• [Given exercise]:
Only the pictures stay out; every record is to be quoted exactly.

• [Data for the task]:
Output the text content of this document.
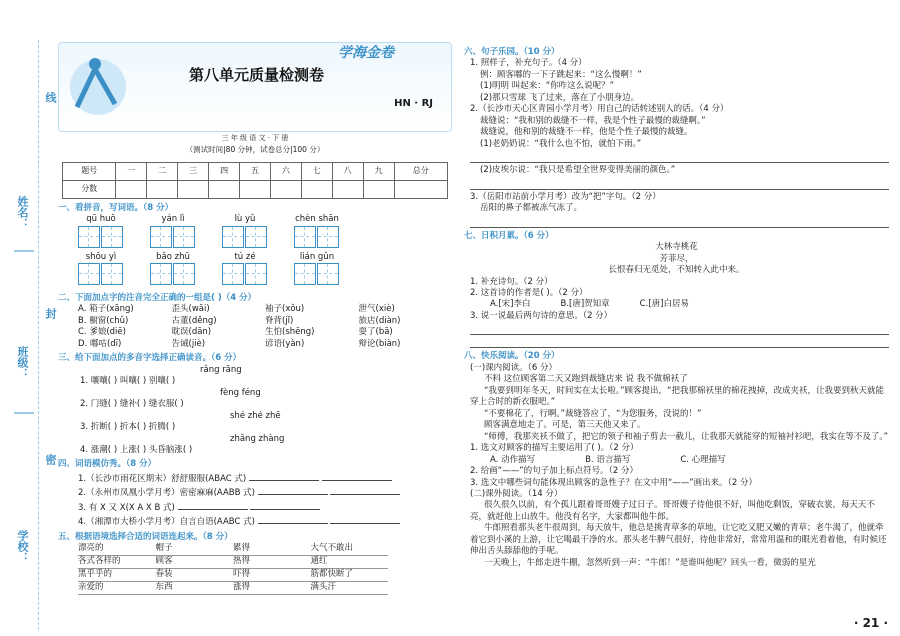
线
姓名：
封
班级：
密
学校：
第八单元质量检测卷
HN · RJ
三 年 级 语 文 · 下 册
（测试时间|80 分钟，试卷总分|100 分）
题号	一	二	三	四	五	六	七	八	九	总分
分数										
一、看拼音，写词语。（8 分）
qū huǒ	yán lì	lù yǔ	chèn shān

shǒu yì	bǎo zhū	tú zé	lián gǔn
二、下面加点字的注音完全正确的一组是( )（4 分）
A. 箱子(xāng)	歪头(wāi)	袖子(xǒu)	泄气(xiè)
B. 橱窗(chǔ)	古董(děng)	脊背(jǐ)	旅店(diàn)
C. 爹娘(diē)	耽误(dān)	生怕(shēng)	耍了(bā)
D. 嘟咕(dī)	告诫(jiè)	谚语(yàn)	辩论(biàn)
三、给下面加点的多音字选择正确读音。（6 分）
rǎng rāng
1. 嚷嚷( ) 叫嚷( ) 别嚷( )
fèng féng
2. 门缝( ) 缝补( ) 缝衣服( )
shé zhé zhē
3. 折断( ) 折本( ) 折腾( )
zhǎng zhàng
4. 涨潮( ) 上涨( ) 头昏脑涨( )
四、词语模仿秀。（8 分）
1.（长沙市雨花区期末）舒舒服服(ABAC 式)
2.（永州市凤凰小学月考）密密麻麻(AABB 式)
3. 有 X 又 X(X A X B 式)
4.（湘潭市大桥小学月考）自言自语(AABC 式)
五、根据语境选择合适的词语连起来。（8 分）
漂亮的	帽子	累得	大气不敢出
各式各样的	顾客	热得	通红
黑乎乎的	春装	吓得	筋都快断了
亲爱的	东西	涨得	满头汗
六、句子乐园。（10 分）
1. 照样子，补充句子。（4 分）
例：顾客嘟的一下子跳起来：“这么慢啊！”
(1)明明 叫起来：“你咋这么说呢？”
(2)那只雪球 飞了过来，落在了小朋身边。
2.（长沙市天心区青园小学月考）用自己的话转述别人的话。（4 分）
裁缝说：“我和别的裁缝不一样，我是个性子最慢的裁缝啊。”
裁缝说，他和别的裁缝不一样，他是个性子最慢的裁缝。
(1)老奶奶说：“我什么也不怕，就怕下雨。”
(2)皮埃尔说：“我只是希望全世界变得美丽的颜色。”
3.（岳阳市站前小学月考）改为“把”字句。（2 分）
岳阳的鼻子都被冻气冻了。
七、日积月累。（6 分）
大林寺桃花
芳菲尽，
长恨春归无觅处，不知转入此中来。
1. 补充诗句。（2 分）
2. 这首诗的作者是( )。（2 分）
A.[宋]李白	B.[唐]贺知章	C.[唐]白居易
3. 说一说最后两句诗的意思。（2 分）
八、快乐阅读。（20 分）
(一)课内阅读。（6 分）
不料 这位顾客第二天又跑到裁缝店来 说 我不做棉袄了
“我要到明年冬天，时间实在太长啦。”顾客提出，“把我那棉袄里的棉花拽掉，改成夹袄，让我要到秋天就能穿上合时的新衣服吧。”
“不要棉花了，行啊。”裁缝答应了，“为您服务，没说的！”
顾客满意地走了。可是，第三天他又来了。
“师傅，我那夹袄不做了，把它的领子和袖子剪去一截儿，让我那天就能穿的短袖衬衫吧，我实在等不及了。”
1. 选文对顾客的描写主要运用了( )。（2 分）
A. 动作描写	B. 语言描写	C. 心理描写
2. 给画“——”的句子加上标点符号。（2 分）
3. 选文中哪些词句能体现出顾客的急性子？在文中用“——”画出来。（2 分）
(二)课外阅读。（14 分）
很久很久以前，有个孤儿跟着哥哥嫂子过日子。哥哥嫂子待他很不好，叫他吃剩饭，穿破衣裳，每天天不亮，就赶他上山放牛。他没有名字，大家都叫他牛郎。
牛郎照看那头老牛很周到，每天放牛，他总是挑青草多的草地，让它吃又肥又嫩的青草；老牛渴了，他就牵着它到小溪的上游，让它喝最干净的水。那头老牛脾气很好，待他非常好，常常用温和的眼光看着他，有时候还伸出舌头舔舔他的手呢。
一天晚上，牛郎走进牛棚，忽然听到一声：“牛郎！”是谁叫他呢？回头一看，微弱的星光
学海金卷
· 21 ·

• [Task output]:
Output the text content of this document.
线
姓名：
封
班级：
密
学校：
第八单元质量检测卷
HN · RJ
三 年 级 语 文 · 下 册
（测试时间|80 分钟，试卷总分|100 分）
题号	一	二	三	四	五	六	七	八	九	总分
分数										
一、看拼音，写词语。（8 分）
qū huǒ	yán lì	lù yǔ	chèn shān

shǒu yì	bǎo zhū	tú zé	lián gǔn
二、下面加点字的注音完全正确的一组是( )（4 分）
A. 箱子(xāng)	歪头(wāi)	袖子(xǒu)	泄气(xiè)
B. 橱窗(chǔ)	古董(děng)	脊背(jǐ)	旅店(diàn)
C. 爹娘(diē)	耽误(dān)	生怕(shēng)	耍了(bā)
D. 嘟咕(dī)	告诫(jiè)	谚语(yàn)	辩论(biàn)
三、给下面加点的多音字选择正确读音。（6 分）
rǎng rāng
1. 嚷嚷( ) 叫嚷( ) 别嚷( )
fèng féng
2. 门缝( ) 缝补( ) 缝衣服( )
shé zhé zhē
3. 折断( ) 折本( ) 折腾( )
zhǎng zhàng
4. 涨潮( ) 上涨( ) 头昏脑涨( )
四、词语模仿秀。（8 分）
1.（长沙市雨花区期末）舒舒服服(ABAC 式)
2.（永州市凤凰小学月考）密密麻麻(AABB 式)
3. 有 X 又 X(X A X B 式)
4.（湘潭市大桥小学月考）自言自语(AABC 式)
五、根据语境选择合适的词语连起来。（8 分）
漂亮的	帽子	累得	大气不敢出
各式各样的	顾客	热得	通红
黑乎乎的	春装	吓得	筋都快断了
亲爱的	东西	涨得	满头汗
六、句子乐园。（10 分）
1. 照样子，补充句子。（4 分）
例：顾客嘟的一下子跳起来：“这么慢啊！”
(1)明明 叫起来：“你咋这么说呢？”
(2)那只雪球 飞了过来，落在了小朋身边。
2.（长沙市天心区青园小学月考）用自己的话转述别人的话。（4 分）
裁缝说：“我和别的裁缝不一样，我是个性子最慢的裁缝啊。”
裁缝说，他和别的裁缝不一样，他是个性子最慢的裁缝。
(1)老奶奶说：“我什么也不怕，就怕下雨。”
(2)皮埃尔说：“我只是希望全世界变得美丽的颜色。”
3.（岳阳市站前小学月考）改为“把”字句。（2 分）
岳阳的鼻子都被冻气冻了。
七、日积月累。（6 分）
大林寺桃花
芳菲尽，
长恨春归无觅处，不知转入此中来。
1. 补充诗句。（2 分）
2. 这首诗的作者是( )。（2 分）
A.[宋]李白	B.[唐]贺知章	C.[唐]白居易
3. 说一说最后两句诗的意思。（2 分）
八、快乐阅读。（20 分）
(一)课内阅读。（6 分）
不料 这位顾客第二天又跑到裁缝店来 说 我不做棉袄了
“我要到明年冬天，时间实在太长啦。”顾客提出，“把我那棉袄里的棉花拽掉，改成夹袄，让我要到秋天就能穿上合时的新衣服吧。”
“不要棉花了，行啊。”裁缝答应了，“为您服务，没说的！”
顾客满意地走了。可是，第三天他又来了。
“师傅，我那夹袄不做了，把它的领子和袖子剪去一截儿，让我那天就能穿的短袖衬衫吧，我实在等不及了。”
1. 选文对顾客的描写主要运用了( )。（2 分）
A. 动作描写	B. 语言描写	C. 心理描写
2. 给画“——”的句子加上标点符号。（2 分）
3. 选文中哪些词句能体现出顾客的急性子？在文中用“——”画出来。（2 分）
(二)课外阅读。（14 分）
很久很久以前，有个孤儿跟着哥哥嫂子过日子。哥哥嫂子待他很不好，叫他吃剩饭，穿破衣裳，每天天不亮，就赶他上山放牛。他没有名字，大家都叫他牛郎。
牛郎照看那头老牛很周到，每天放牛，他总是挑青草多的草地，让它吃又肥又嫩的青草；老牛渴了，他就牵着它到小溪的上游，让它喝最干净的水。那头老牛脾气很好，待他非常好，常常用温和的眼光看着他，有时候还伸出舌头舔舔他的手呢。
一天晚上，牛郎走进牛棚，忽然听到一声：“牛郎！”是谁叫他呢？回头一看，微弱的星光
学海金卷
· 21 ·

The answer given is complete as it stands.